Omit every picture and write out the rest of the records exactly.
----------
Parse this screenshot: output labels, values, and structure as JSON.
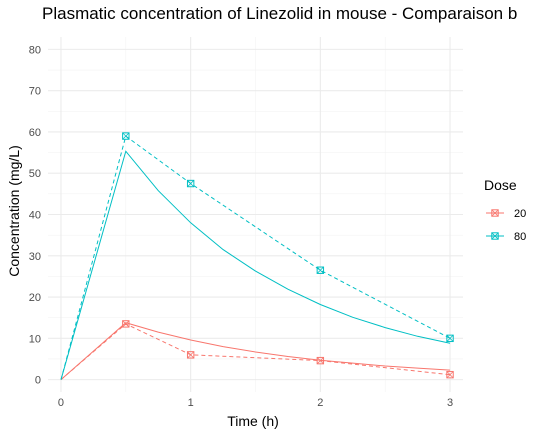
{
  "chart_data": {
    "type": "line",
    "title": "Plasmatic concentration of Linezolid in mouse - Comparaison b",
    "xlabel": "Time (h)",
    "ylabel": "Concentration (mg/L)",
    "xlim": [
      -0.1,
      3.1
    ],
    "ylim": [
      -3,
      83
    ],
    "x_ticks": [
      0,
      1,
      2,
      3
    ],
    "x_tick_labels": [
      "0",
      "1",
      "2",
      "3"
    ],
    "y_ticks": [
      0,
      10,
      20,
      30,
      40,
      50,
      60,
      70,
      80
    ],
    "y_tick_labels": [
      "0",
      "10",
      "20",
      "30",
      "40",
      "50",
      "60",
      "70",
      "80"
    ],
    "grid": true,
    "legend": {
      "title": "Dose",
      "placement": "right",
      "entries": [
        "20",
        "80"
      ]
    },
    "series": [
      {
        "name": "20",
        "color": "#F8766D",
        "model_curve": {
          "x": [
            0,
            0.5,
            0.75,
            1.0,
            1.25,
            1.5,
            1.75,
            2.0,
            2.25,
            2.5,
            2.75,
            3.0
          ],
          "y": [
            0,
            13.8,
            11.5,
            9.6,
            8.0,
            6.7,
            5.6,
            4.7,
            4.0,
            3.3,
            2.8,
            2.3
          ]
        },
        "observed": {
          "x": [
            0.5,
            1.0,
            2.0,
            3.0
          ],
          "y": [
            13.5,
            6.0,
            4.6,
            1.2
          ]
        }
      },
      {
        "name": "80",
        "color": "#00BFC4",
        "model_curve": {
          "x": [
            0,
            0.5,
            0.75,
            1.0,
            1.25,
            1.5,
            1.75,
            2.0,
            2.25,
            2.5,
            2.75,
            3.0
          ],
          "y": [
            0,
            55.3,
            45.8,
            38.0,
            31.5,
            26.3,
            21.9,
            18.2,
            15.1,
            12.6,
            10.5,
            8.8
          ]
        },
        "observed": {
          "x": [
            0.5,
            1.0,
            2.0,
            3.0
          ],
          "y": [
            59.0,
            47.5,
            26.5,
            10.0
          ]
        }
      }
    ]
  }
}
----------
## IN RESPONSE
Parse this screenshot: output labels, values, and structure as JSON.
{
  "chart_data": {
    "type": "line",
    "title": "Plasmatic concentration of Linezolid in mouse - Comparaison b",
    "xlabel": "Time (h)",
    "ylabel": "Concentration (mg/L)",
    "xlim": [
      -0.1,
      3.1
    ],
    "ylim": [
      -3,
      83
    ],
    "x_ticks": [
      0,
      1,
      2,
      3
    ],
    "x_tick_labels": [
      "0",
      "1",
      "2",
      "3"
    ],
    "y_ticks": [
      0,
      10,
      20,
      30,
      40,
      50,
      60,
      70,
      80
    ],
    "y_tick_labels": [
      "0",
      "10",
      "20",
      "30",
      "40",
      "50",
      "60",
      "70",
      "80"
    ],
    "grid": true,
    "legend": {
      "title": "Dose",
      "placement": "right",
      "entries": [
        "20",
        "80"
      ]
    },
    "series": [
      {
        "name": "20",
        "color": "#F8766D",
        "model_curve": {
          "x": [
            0,
            0.5,
            0.75,
            1.0,
            1.25,
            1.5,
            1.75,
            2.0,
            2.25,
            2.5,
            2.75,
            3.0
          ],
          "y": [
            0,
            13.8,
            11.5,
            9.6,
            8.0,
            6.7,
            5.6,
            4.7,
            4.0,
            3.3,
            2.8,
            2.3
          ]
        },
        "observed": {
          "x": [
            0.5,
            1.0,
            2.0,
            3.0
          ],
          "y": [
            13.5,
            6.0,
            4.6,
            1.2
          ]
        }
      },
      {
        "name": "80",
        "color": "#00BFC4",
        "model_curve": {
          "x": [
            0,
            0.5,
            0.75,
            1.0,
            1.25,
            1.5,
            1.75,
            2.0,
            2.25,
            2.5,
            2.75,
            3.0
          ],
          "y": [
            0,
            55.3,
            45.8,
            38.0,
            31.5,
            26.3,
            21.9,
            18.2,
            15.1,
            12.6,
            10.5,
            8.8
          ]
        },
        "observed": {
          "x": [
            0.5,
            1.0,
            2.0,
            3.0
          ],
          "y": [
            59.0,
            47.5,
            26.5,
            10.0
          ]
        }
      }
    ]
  }
}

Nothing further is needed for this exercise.